Written instruction ▸ Output each entry verbatim and exclude every picture from it.

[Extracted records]
━━━━━━━━━━

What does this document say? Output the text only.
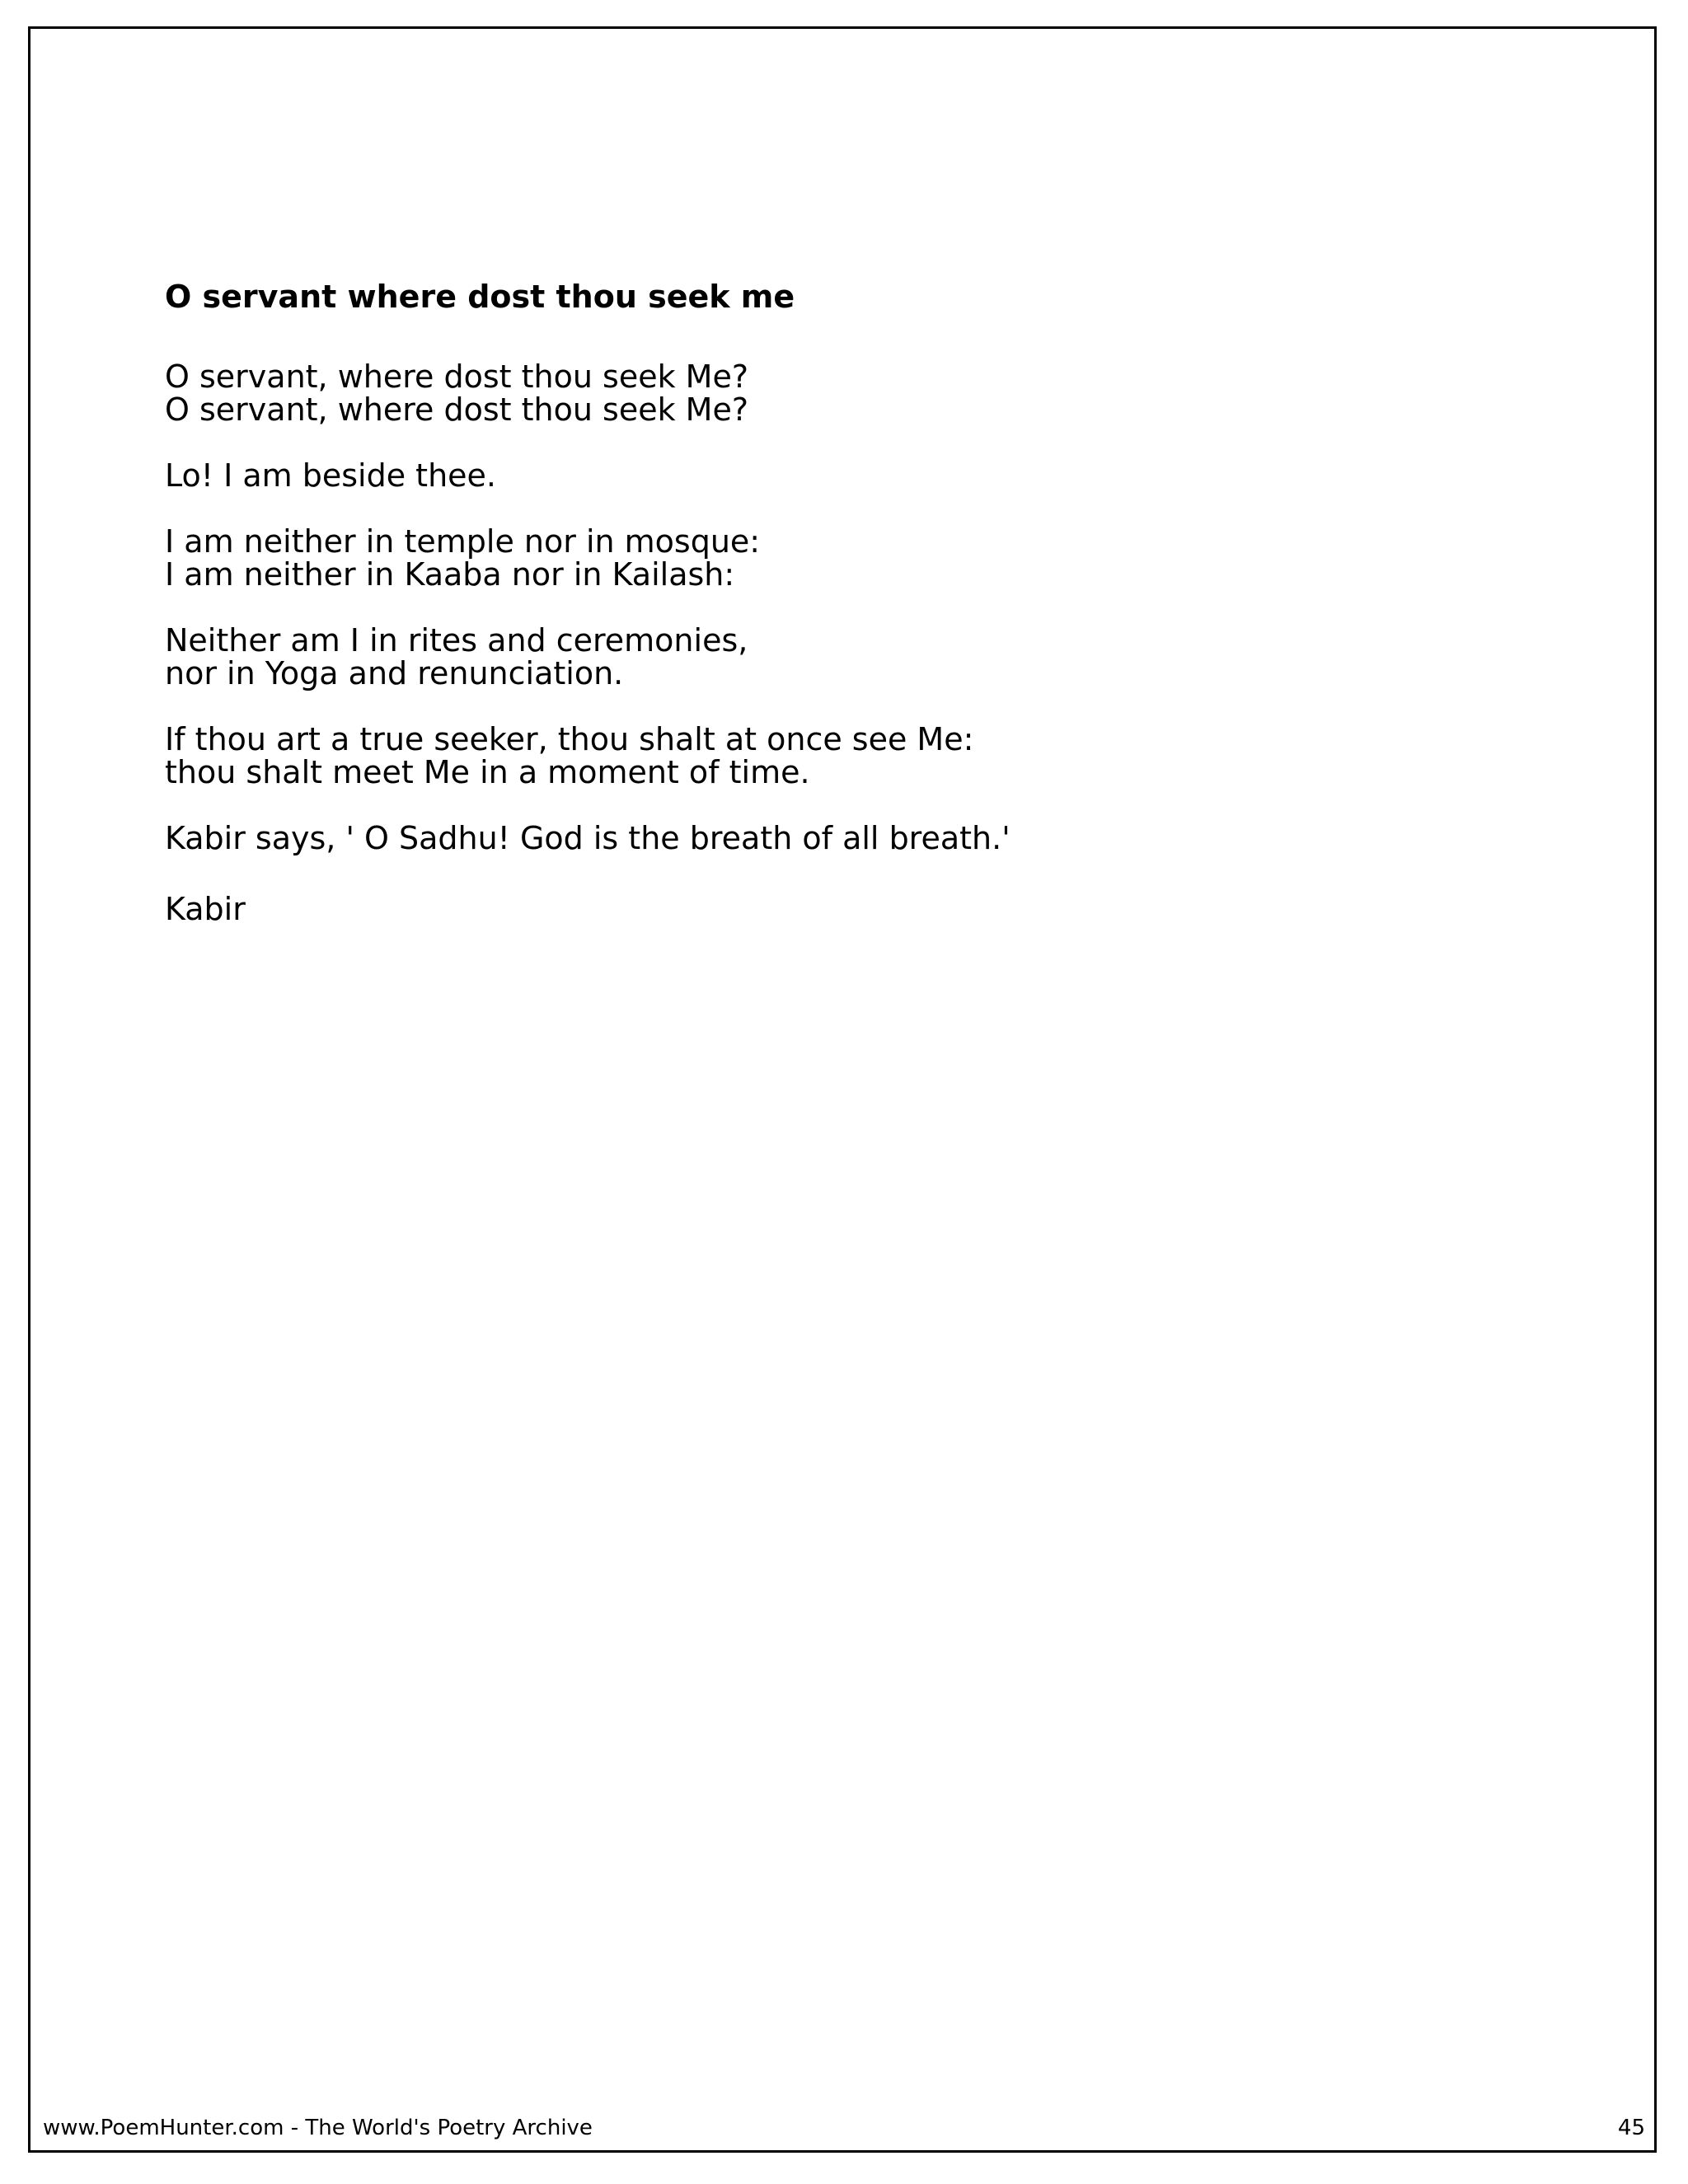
O servant where dost thou seek me

O servant, where dost thou seek Me?
O servant, where dost thou seek Me?

Lo! I am beside thee.

I am neither in temple nor in mosque:
I am neither in Kaaba nor in Kailash:

Neither am I in rites and ceremonies,
nor in Yoga and renunciation.

If thou art a true seeker, thou shalt at once see Me:
thou shalt meet Me in a moment of time.

Kabir says, ' O Sadhu! God is the breath of all breath.'

Kabir

www.PoemHunter.com - The World's Poetry Archive	45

━━━━━━━━━━

Solution for this problem ▸
What does this document say? Output the text only.
O servant where dost thou seek me

O servant, where dost thou seek Me?
O servant, where dost thou seek Me?

Lo! I am beside thee.

I am neither in temple nor in mosque:
I am neither in Kaaba nor in Kailash:

Neither am I in rites and ceremonies,
nor in Yoga and renunciation.

If thou art a true seeker, thou shalt at once see Me:
thou shalt meet Me in a moment of time.

Kabir says, ' O Sadhu! God is the breath of all breath.'

Kabir

www.PoemHunter.com - The World's Poetry Archive	45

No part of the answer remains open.